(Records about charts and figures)
......

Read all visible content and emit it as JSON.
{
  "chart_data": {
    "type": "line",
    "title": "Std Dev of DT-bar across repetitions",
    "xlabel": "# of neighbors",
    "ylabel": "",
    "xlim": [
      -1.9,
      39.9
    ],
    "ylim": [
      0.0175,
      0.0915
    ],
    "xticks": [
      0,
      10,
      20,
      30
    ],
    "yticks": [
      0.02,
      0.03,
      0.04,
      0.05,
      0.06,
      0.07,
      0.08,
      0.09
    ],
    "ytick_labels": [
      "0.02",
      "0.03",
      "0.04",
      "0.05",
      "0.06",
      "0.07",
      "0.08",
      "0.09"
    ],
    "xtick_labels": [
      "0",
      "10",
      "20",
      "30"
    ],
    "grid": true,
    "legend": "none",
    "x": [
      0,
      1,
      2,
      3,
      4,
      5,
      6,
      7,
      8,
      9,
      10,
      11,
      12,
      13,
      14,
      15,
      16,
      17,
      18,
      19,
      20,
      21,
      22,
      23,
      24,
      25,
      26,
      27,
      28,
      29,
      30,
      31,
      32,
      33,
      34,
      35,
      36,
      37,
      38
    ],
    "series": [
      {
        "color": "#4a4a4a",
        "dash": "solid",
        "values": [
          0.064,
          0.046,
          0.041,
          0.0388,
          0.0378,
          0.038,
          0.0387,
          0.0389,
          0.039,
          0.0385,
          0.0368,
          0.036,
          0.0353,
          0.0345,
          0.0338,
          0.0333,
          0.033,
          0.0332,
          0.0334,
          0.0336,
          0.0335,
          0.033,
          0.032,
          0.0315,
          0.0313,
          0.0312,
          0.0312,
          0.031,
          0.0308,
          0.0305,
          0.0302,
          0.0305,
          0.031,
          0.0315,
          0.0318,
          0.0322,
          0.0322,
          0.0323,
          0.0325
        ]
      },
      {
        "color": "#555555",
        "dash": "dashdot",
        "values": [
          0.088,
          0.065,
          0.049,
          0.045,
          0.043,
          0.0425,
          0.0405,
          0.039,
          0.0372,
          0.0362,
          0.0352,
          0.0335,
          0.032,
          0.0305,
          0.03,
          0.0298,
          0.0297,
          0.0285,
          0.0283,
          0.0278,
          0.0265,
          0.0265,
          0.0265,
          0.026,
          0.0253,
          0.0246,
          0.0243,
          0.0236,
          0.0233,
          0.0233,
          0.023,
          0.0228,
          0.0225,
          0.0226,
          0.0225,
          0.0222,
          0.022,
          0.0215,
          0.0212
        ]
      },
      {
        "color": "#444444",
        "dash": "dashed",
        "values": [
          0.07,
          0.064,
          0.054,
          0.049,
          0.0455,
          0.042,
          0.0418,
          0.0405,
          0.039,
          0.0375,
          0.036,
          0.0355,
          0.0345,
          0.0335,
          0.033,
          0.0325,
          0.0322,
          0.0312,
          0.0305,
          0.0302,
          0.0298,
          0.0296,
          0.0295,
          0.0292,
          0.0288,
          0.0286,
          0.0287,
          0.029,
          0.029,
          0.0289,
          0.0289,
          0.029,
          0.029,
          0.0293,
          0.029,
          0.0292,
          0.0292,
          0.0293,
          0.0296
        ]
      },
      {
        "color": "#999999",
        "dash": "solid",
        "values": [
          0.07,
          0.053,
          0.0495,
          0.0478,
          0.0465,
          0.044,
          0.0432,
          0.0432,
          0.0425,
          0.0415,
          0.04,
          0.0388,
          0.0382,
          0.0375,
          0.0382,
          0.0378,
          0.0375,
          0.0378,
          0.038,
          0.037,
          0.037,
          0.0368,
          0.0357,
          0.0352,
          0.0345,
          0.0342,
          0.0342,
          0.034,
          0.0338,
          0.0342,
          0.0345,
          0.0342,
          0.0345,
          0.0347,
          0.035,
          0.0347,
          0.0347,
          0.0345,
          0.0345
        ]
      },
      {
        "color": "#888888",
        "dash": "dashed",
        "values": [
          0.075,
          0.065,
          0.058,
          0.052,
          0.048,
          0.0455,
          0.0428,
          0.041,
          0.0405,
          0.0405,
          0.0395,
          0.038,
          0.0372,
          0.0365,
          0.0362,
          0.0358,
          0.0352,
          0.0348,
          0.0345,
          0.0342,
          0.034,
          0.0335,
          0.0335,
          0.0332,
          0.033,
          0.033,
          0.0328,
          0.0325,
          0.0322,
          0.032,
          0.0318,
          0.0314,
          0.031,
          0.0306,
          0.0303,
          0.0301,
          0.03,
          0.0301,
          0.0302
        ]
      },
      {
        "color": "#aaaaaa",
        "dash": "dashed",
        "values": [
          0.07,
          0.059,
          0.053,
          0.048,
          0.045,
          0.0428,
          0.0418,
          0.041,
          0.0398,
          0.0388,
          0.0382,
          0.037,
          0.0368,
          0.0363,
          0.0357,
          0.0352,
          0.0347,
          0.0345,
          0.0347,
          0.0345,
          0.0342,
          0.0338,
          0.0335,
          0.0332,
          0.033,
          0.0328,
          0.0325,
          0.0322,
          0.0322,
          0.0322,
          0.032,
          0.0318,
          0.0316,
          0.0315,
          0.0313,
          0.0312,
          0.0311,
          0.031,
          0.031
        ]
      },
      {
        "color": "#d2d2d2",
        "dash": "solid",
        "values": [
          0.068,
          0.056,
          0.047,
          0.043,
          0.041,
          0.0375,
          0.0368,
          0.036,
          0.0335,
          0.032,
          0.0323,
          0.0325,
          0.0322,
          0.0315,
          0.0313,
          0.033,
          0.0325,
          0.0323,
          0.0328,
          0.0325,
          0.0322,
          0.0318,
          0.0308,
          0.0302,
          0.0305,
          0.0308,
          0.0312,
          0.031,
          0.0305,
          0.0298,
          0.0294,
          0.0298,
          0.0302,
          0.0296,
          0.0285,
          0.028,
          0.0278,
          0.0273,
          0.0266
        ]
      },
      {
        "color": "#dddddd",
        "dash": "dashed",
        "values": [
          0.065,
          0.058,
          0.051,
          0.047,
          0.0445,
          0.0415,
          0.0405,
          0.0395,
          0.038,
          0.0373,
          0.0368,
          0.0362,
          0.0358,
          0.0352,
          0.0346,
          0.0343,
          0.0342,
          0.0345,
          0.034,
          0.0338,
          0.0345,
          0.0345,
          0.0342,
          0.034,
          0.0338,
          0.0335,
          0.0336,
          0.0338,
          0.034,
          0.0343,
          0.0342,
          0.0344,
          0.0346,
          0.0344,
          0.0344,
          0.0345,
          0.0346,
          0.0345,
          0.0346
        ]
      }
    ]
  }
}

......

▸ WHAT IS BEING ASKED:
Please copy out each record, character for character.

▸ ANSWER TO THIS PROBLEM:
Read all visible content and emit it as JSON.
{
  "chart_data": {
    "type": "line",
    "title": "Std Dev of DT-bar across repetitions",
    "xlabel": "# of neighbors",
    "ylabel": "",
    "xlim": [
      -1.9,
      39.9
    ],
    "ylim": [
      0.0175,
      0.0915
    ],
    "xticks": [
      0,
      10,
      20,
      30
    ],
    "yticks": [
      0.02,
      0.03,
      0.04,
      0.05,
      0.06,
      0.07,
      0.08,
      0.09
    ],
    "ytick_labels": [
      "0.02",
      "0.03",
      "0.04",
      "0.05",
      "0.06",
      "0.07",
      "0.08",
      "0.09"
    ],
    "xtick_labels": [
      "0",
      "10",
      "20",
      "30"
    ],
    "grid": true,
    "legend": "none",
    "x": [
      0,
      1,
      2,
      3,
      4,
      5,
      6,
      7,
      8,
      9,
      10,
      11,
      12,
      13,
      14,
      15,
      16,
      17,
      18,
      19,
      20,
      21,
      22,
      23,
      24,
      25,
      26,
      27,
      28,
      29,
      30,
      31,
      32,
      33,
      34,
      35,
      36,
      37,
      38
    ],
    "series": [
      {
        "color": "#4a4a4a",
        "dash": "solid",
        "values": [
          0.064,
          0.046,
          0.041,
          0.0388,
          0.0378,
          0.038,
          0.0387,
          0.0389,
          0.039,
          0.0385,
          0.0368,
          0.036,
          0.0353,
          0.0345,
          0.0338,
          0.0333,
          0.033,
          0.0332,
          0.0334,
          0.0336,
          0.0335,
          0.033,
          0.032,
          0.0315,
          0.0313,
          0.0312,
          0.0312,
          0.031,
          0.0308,
          0.0305,
          0.0302,
          0.0305,
          0.031,
          0.0315,
          0.0318,
          0.0322,
          0.0322,
          0.0323,
          0.0325
        ]
      },
      {
        "color": "#555555",
        "dash": "dashdot",
        "values": [
          0.088,
          0.065,
          0.049,
          0.045,
          0.043,
          0.0425,
          0.0405,
          0.039,
          0.0372,
          0.0362,
          0.0352,
          0.0335,
          0.032,
          0.0305,
          0.03,
          0.0298,
          0.0297,
          0.0285,
          0.0283,
          0.0278,
          0.0265,
          0.0265,
          0.0265,
          0.026,
          0.0253,
          0.0246,
          0.0243,
          0.0236,
          0.0233,
          0.0233,
          0.023,
          0.0228,
          0.0225,
          0.0226,
          0.0225,
          0.0222,
          0.022,
          0.0215,
          0.0212
        ]
      },
      {
        "color": "#444444",
        "dash": "dashed",
        "values": [
          0.07,
          0.064,
          0.054,
          0.049,
          0.0455,
          0.042,
          0.0418,
          0.0405,
          0.039,
          0.0375,
          0.036,
          0.0355,
          0.0345,
          0.0335,
          0.033,
          0.0325,
          0.0322,
          0.0312,
          0.0305,
          0.0302,
          0.0298,
          0.0296,
          0.0295,
          0.0292,
          0.0288,
          0.0286,
          0.0287,
          0.029,
          0.029,
          0.0289,
          0.0289,
          0.029,
          0.029,
          0.0293,
          0.029,
          0.0292,
          0.0292,
          0.0293,
          0.0296
        ]
      },
      {
        "color": "#999999",
        "dash": "solid",
        "values": [
          0.07,
          0.053,
          0.0495,
          0.0478,
          0.0465,
          0.044,
          0.0432,
          0.0432,
          0.0425,
          0.0415,
          0.04,
          0.0388,
          0.0382,
          0.0375,
          0.0382,
          0.0378,
          0.0375,
          0.0378,
          0.038,
          0.037,
          0.037,
          0.0368,
          0.0357,
          0.0352,
          0.0345,
          0.0342,
          0.0342,
          0.034,
          0.0338,
          0.0342,
          0.0345,
          0.0342,
          0.0345,
          0.0347,
          0.035,
          0.0347,
          0.0347,
          0.0345,
          0.0345
        ]
      },
      {
        "color": "#888888",
        "dash": "dashed",
        "values": [
          0.075,
          0.065,
          0.058,
          0.052,
          0.048,
          0.0455,
          0.0428,
          0.041,
          0.0405,
          0.0405,
          0.0395,
          0.038,
          0.0372,
          0.0365,
          0.0362,
          0.0358,
          0.0352,
          0.0348,
          0.0345,
          0.0342,
          0.034,
          0.0335,
          0.0335,
          0.0332,
          0.033,
          0.033,
          0.0328,
          0.0325,
          0.0322,
          0.032,
          0.0318,
          0.0314,
          0.031,
          0.0306,
          0.0303,
          0.0301,
          0.03,
          0.0301,
          0.0302
        ]
      },
      {
        "color": "#aaaaaa",
        "dash": "dashed",
        "values": [
          0.07,
          0.059,
          0.053,
          0.048,
          0.045,
          0.0428,
          0.0418,
          0.041,
          0.0398,
          0.0388,
          0.0382,
          0.037,
          0.0368,
          0.0363,
          0.0357,
          0.0352,
          0.0347,
          0.0345,
          0.0347,
          0.0345,
          0.0342,
          0.0338,
          0.0335,
          0.0332,
          0.033,
          0.0328,
          0.0325,
          0.0322,
          0.0322,
          0.0322,
          0.032,
          0.0318,
          0.0316,
          0.0315,
          0.0313,
          0.0312,
          0.0311,
          0.031,
          0.031
        ]
      },
      {
        "color": "#d2d2d2",
        "dash": "solid",
        "values": [
          0.068,
          0.056,
          0.047,
          0.043,
          0.041,
          0.0375,
          0.0368,
          0.036,
          0.0335,
          0.032,
          0.0323,
          0.0325,
          0.0322,
          0.0315,
          0.0313,
          0.033,
          0.0325,
          0.0323,
          0.0328,
          0.0325,
          0.0322,
          0.0318,
          0.0308,
          0.0302,
          0.0305,
          0.0308,
          0.0312,
          0.031,
          0.0305,
          0.0298,
          0.0294,
          0.0298,
          0.0302,
          0.0296,
          0.0285,
          0.028,
          0.0278,
          0.0273,
          0.0266
        ]
      },
      {
        "color": "#dddddd",
        "dash": "dashed",
        "values": [
          0.065,
          0.058,
          0.051,
          0.047,
          0.0445,
          0.0415,
          0.0405,
          0.0395,
          0.038,
          0.0373,
          0.0368,
          0.0362,
          0.0358,
          0.0352,
          0.0346,
          0.0343,
          0.0342,
          0.0345,
          0.034,
          0.0338,
          0.0345,
          0.0345,
          0.0342,
          0.034,
          0.0338,
          0.0335,
          0.0336,
          0.0338,
          0.034,
          0.0343,
          0.0342,
          0.0344,
          0.0346,
          0.0344,
          0.0344,
          0.0345,
          0.0346,
          0.0345,
          0.0346
        ]
      }
    ]
  }
}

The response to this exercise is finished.